Records excerpted from a collection
start
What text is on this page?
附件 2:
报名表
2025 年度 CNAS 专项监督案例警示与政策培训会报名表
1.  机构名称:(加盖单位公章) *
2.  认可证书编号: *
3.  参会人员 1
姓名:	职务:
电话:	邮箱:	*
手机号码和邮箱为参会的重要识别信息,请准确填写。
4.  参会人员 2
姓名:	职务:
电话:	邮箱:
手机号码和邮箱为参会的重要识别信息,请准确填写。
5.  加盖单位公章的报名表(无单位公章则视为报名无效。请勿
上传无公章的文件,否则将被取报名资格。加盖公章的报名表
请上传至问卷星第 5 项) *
end
◆ GOAL OF THE EXERCISE: Every line above should be retyped exactly as given.

◆ OUTPUT:
What text is on this page?
附件 2:
报名表
2025 年度 CNAS 专项监督案例警示与政策培训会报名表
1.  机构名称:(加盖单位公章) *
2.  认可证书编号: *
3.  参会人员 1
姓名:	职务:
电话:	邮箱:	*
手机号码和邮箱为参会的重要识别信息,请准确填写。
4.  参会人员 2
姓名:	职务:
电话:	邮箱:
手机号码和邮箱为参会的重要识别信息,请准确填写。
5.  加盖单位公章的报名表(无单位公章则视为报名无效。请勿
上传无公章的文件,否则将被取报名资格。加盖公章的报名表
请上传至问卷星第 5 项) *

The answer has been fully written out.